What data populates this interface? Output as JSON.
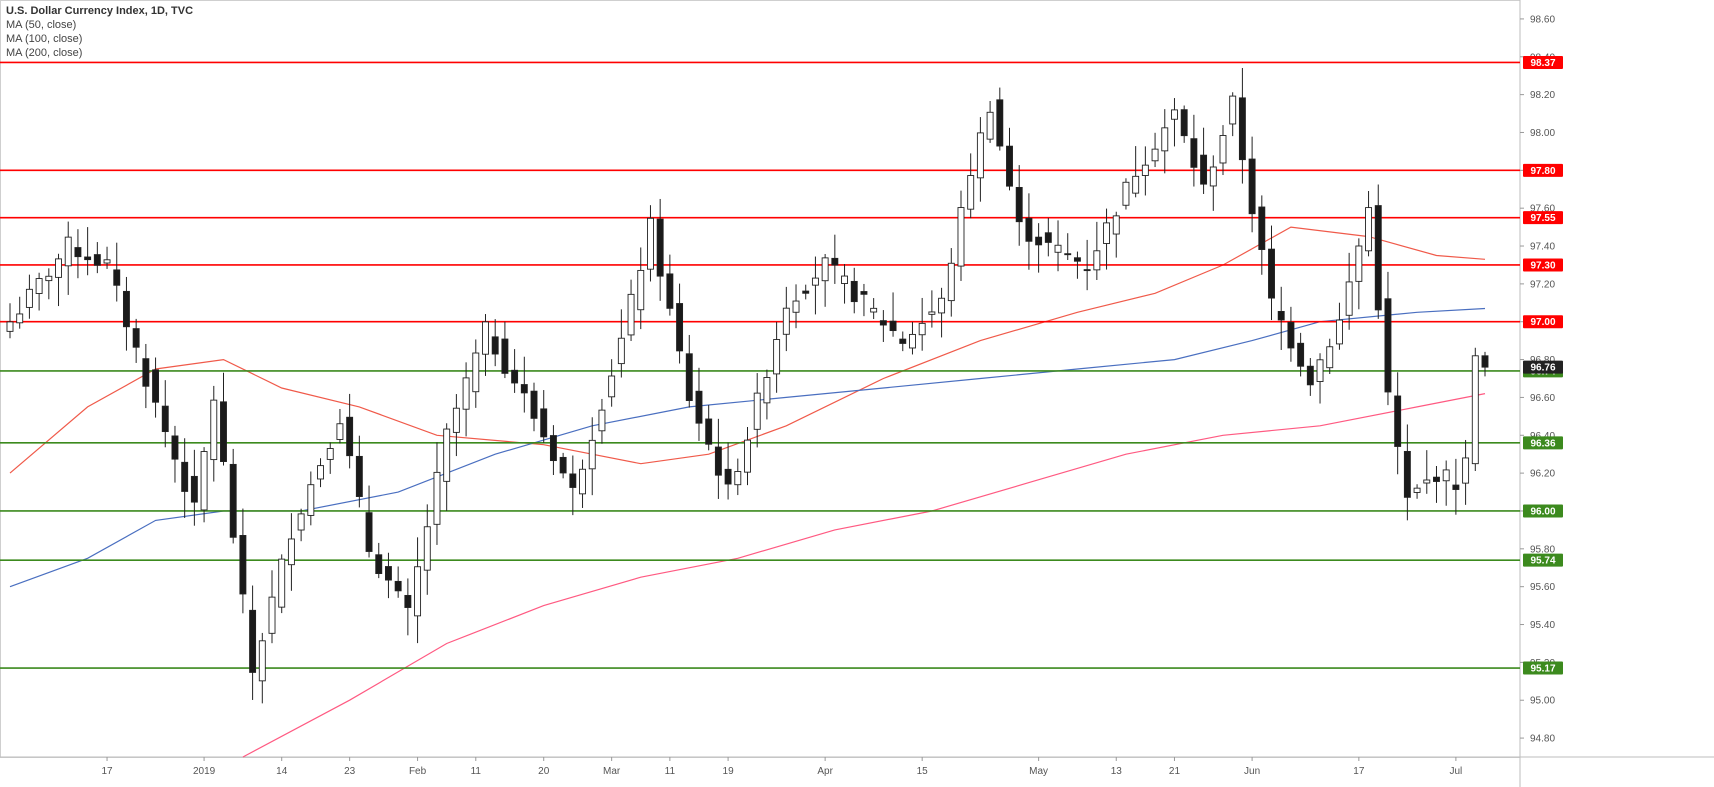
{
  "legend": {
    "title": "U.S. Dollar Currency Index, 1D, TVC",
    "ma50": "MA (50, close)",
    "ma100": "MA (100, close)",
    "ma200": "MA (200, close)"
  },
  "colors": {
    "resistance": "#ff0000",
    "support": "#3c8a1e",
    "ma50": "#f05a4a",
    "ma100": "#4a6fc0",
    "ma200": "#ff5a82",
    "current_tag": "#222222"
  },
  "chart_data": {
    "type": "candlestick",
    "title": "U.S. Dollar Currency Index, 1D, TVC",
    "ylim": [
      94.7,
      98.7
    ],
    "y_ticks": [
      "98.60",
      "98.40",
      "98.20",
      "98.00",
      "97.80",
      "97.60",
      "97.40",
      "97.20",
      "97.00",
      "96.80",
      "96.60",
      "96.40",
      "96.20",
      "96.00",
      "95.80",
      "95.60",
      "95.40",
      "95.20",
      "95.00",
      "94.80"
    ],
    "x_ticks": [
      {
        "label": "17",
        "index": 10
      },
      {
        "label": "2019",
        "index": 20
      },
      {
        "label": "14",
        "index": 28
      },
      {
        "label": "23",
        "index": 35
      },
      {
        "label": "Feb",
        "index": 42
      },
      {
        "label": "11",
        "index": 48
      },
      {
        "label": "20",
        "index": 55
      },
      {
        "label": "Mar",
        "index": 62
      },
      {
        "label": "11",
        "index": 68
      },
      {
        "label": "19",
        "index": 74
      },
      {
        "label": "Apr",
        "index": 84
      },
      {
        "label": "15",
        "index": 94
      },
      {
        "label": "May",
        "index": 106
      },
      {
        "label": "13",
        "index": 114
      },
      {
        "label": "21",
        "index": 120
      },
      {
        "label": "Jun",
        "index": 128
      },
      {
        "label": "17",
        "index": 139
      },
      {
        "label": "Jul",
        "index": 149
      }
    ],
    "horizontal_levels": [
      {
        "value": 98.37,
        "label": "98.37",
        "kind": "resistance"
      },
      {
        "value": 97.8,
        "label": "97.80",
        "kind": "resistance"
      },
      {
        "value": 97.55,
        "label": "97.55",
        "kind": "resistance"
      },
      {
        "value": 97.3,
        "label": "97.30",
        "kind": "resistance"
      },
      {
        "value": 97.0,
        "label": "97.00",
        "kind": "resistance"
      },
      {
        "value": 96.74,
        "label": "96.74",
        "kind": "support"
      },
      {
        "value": 96.36,
        "label": "96.36",
        "kind": "support"
      },
      {
        "value": 96.0,
        "label": "96.00",
        "kind": "support"
      },
      {
        "value": 95.74,
        "label": "95.74",
        "kind": "support"
      },
      {
        "value": 95.17,
        "label": "95.17",
        "kind": "support"
      }
    ],
    "current_price": {
      "value": 96.76,
      "label": "96.76"
    },
    "anchors": [
      {
        "i": 0,
        "c": 97.0
      },
      {
        "i": 6,
        "c": 97.4
      },
      {
        "i": 10,
        "c": 97.3
      },
      {
        "i": 14,
        "c": 96.7
      },
      {
        "i": 19,
        "c": 96.0
      },
      {
        "i": 21,
        "c": 96.6
      },
      {
        "i": 25,
        "c": 95.15
      },
      {
        "i": 29,
        "c": 95.9
      },
      {
        "i": 34,
        "c": 96.5
      },
      {
        "i": 37,
        "c": 95.8
      },
      {
        "i": 41,
        "c": 95.45
      },
      {
        "i": 45,
        "c": 96.4
      },
      {
        "i": 49,
        "c": 96.95
      },
      {
        "i": 53,
        "c": 96.6
      },
      {
        "i": 58,
        "c": 96.1
      },
      {
        "i": 63,
        "c": 96.9
      },
      {
        "i": 66,
        "c": 97.5
      },
      {
        "i": 70,
        "c": 96.6
      },
      {
        "i": 74,
        "c": 96.1
      },
      {
        "i": 76,
        "c": 96.4
      },
      {
        "i": 80,
        "c": 97.1
      },
      {
        "i": 84,
        "c": 97.3
      },
      {
        "i": 88,
        "c": 97.1
      },
      {
        "i": 92,
        "c": 96.9
      },
      {
        "i": 96,
        "c": 97.1
      },
      {
        "i": 99,
        "c": 97.8
      },
      {
        "i": 101,
        "c": 98.15
      },
      {
        "i": 104,
        "c": 97.5
      },
      {
        "i": 107,
        "c": 97.4
      },
      {
        "i": 111,
        "c": 97.3
      },
      {
        "i": 116,
        "c": 97.8
      },
      {
        "i": 120,
        "c": 98.1
      },
      {
        "i": 123,
        "c": 97.7
      },
      {
        "i": 126,
        "c": 98.15
      },
      {
        "i": 128,
        "c": 97.6
      },
      {
        "i": 130,
        "c": 97.1
      },
      {
        "i": 134,
        "c": 96.7
      },
      {
        "i": 137,
        "c": 97.0
      },
      {
        "i": 140,
        "c": 97.6
      },
      {
        "i": 142,
        "c": 96.6
      },
      {
        "i": 144,
        "c": 96.05
      },
      {
        "i": 147,
        "c": 96.2
      },
      {
        "i": 149,
        "c": 96.15
      },
      {
        "i": 150,
        "c": 96.25
      },
      {
        "i": 151,
        "c": 96.82
      },
      {
        "i": 152,
        "c": 96.76
      }
    ],
    "ma_series": {
      "ma50": [
        {
          "i": 0,
          "v": 96.2
        },
        {
          "i": 8,
          "v": 96.55
        },
        {
          "i": 15,
          "v": 96.75
        },
        {
          "i": 22,
          "v": 96.8
        },
        {
          "i": 28,
          "v": 96.65
        },
        {
          "i": 36,
          "v": 96.55
        },
        {
          "i": 44,
          "v": 96.4
        },
        {
          "i": 55,
          "v": 96.35
        },
        {
          "i": 65,
          "v": 96.25
        },
        {
          "i": 72,
          "v": 96.3
        },
        {
          "i": 80,
          "v": 96.45
        },
        {
          "i": 90,
          "v": 96.7
        },
        {
          "i": 100,
          "v": 96.9
        },
        {
          "i": 110,
          "v": 97.05
        },
        {
          "i": 118,
          "v": 97.15
        },
        {
          "i": 125,
          "v": 97.3
        },
        {
          "i": 132,
          "v": 97.5
        },
        {
          "i": 140,
          "v": 97.45
        },
        {
          "i": 147,
          "v": 97.35
        },
        {
          "i": 152,
          "v": 97.33
        }
      ],
      "ma100": [
        {
          "i": 0,
          "v": 95.6
        },
        {
          "i": 8,
          "v": 95.75
        },
        {
          "i": 15,
          "v": 95.95
        },
        {
          "i": 22,
          "v": 96.0
        },
        {
          "i": 30,
          "v": 96.0
        },
        {
          "i": 40,
          "v": 96.1
        },
        {
          "i": 50,
          "v": 96.3
        },
        {
          "i": 60,
          "v": 96.45
        },
        {
          "i": 70,
          "v": 96.55
        },
        {
          "i": 80,
          "v": 96.6
        },
        {
          "i": 90,
          "v": 96.65
        },
        {
          "i": 100,
          "v": 96.7
        },
        {
          "i": 110,
          "v": 96.75
        },
        {
          "i": 120,
          "v": 96.8
        },
        {
          "i": 128,
          "v": 96.9
        },
        {
          "i": 135,
          "v": 97.0
        },
        {
          "i": 145,
          "v": 97.05
        },
        {
          "i": 152,
          "v": 97.07
        }
      ],
      "ma200": [
        {
          "i": 24,
          "v": 94.7
        },
        {
          "i": 35,
          "v": 95.0
        },
        {
          "i": 45,
          "v": 95.3
        },
        {
          "i": 55,
          "v": 95.5
        },
        {
          "i": 65,
          "v": 95.65
        },
        {
          "i": 75,
          "v": 95.75
        },
        {
          "i": 85,
          "v": 95.9
        },
        {
          "i": 95,
          "v": 96.0
        },
        {
          "i": 105,
          "v": 96.15
        },
        {
          "i": 115,
          "v": 96.3
        },
        {
          "i": 125,
          "v": 96.4
        },
        {
          "i": 135,
          "v": 96.45
        },
        {
          "i": 145,
          "v": 96.55
        },
        {
          "i": 152,
          "v": 96.62
        }
      ]
    }
  }
}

■ ■ ■ ■ ■

◆ WHAT YOU WILL DO ◆
Exactly how many lines of the material contain the word "close"? Write the number alone.

◆ EXERCISE RESPONSE ◆
3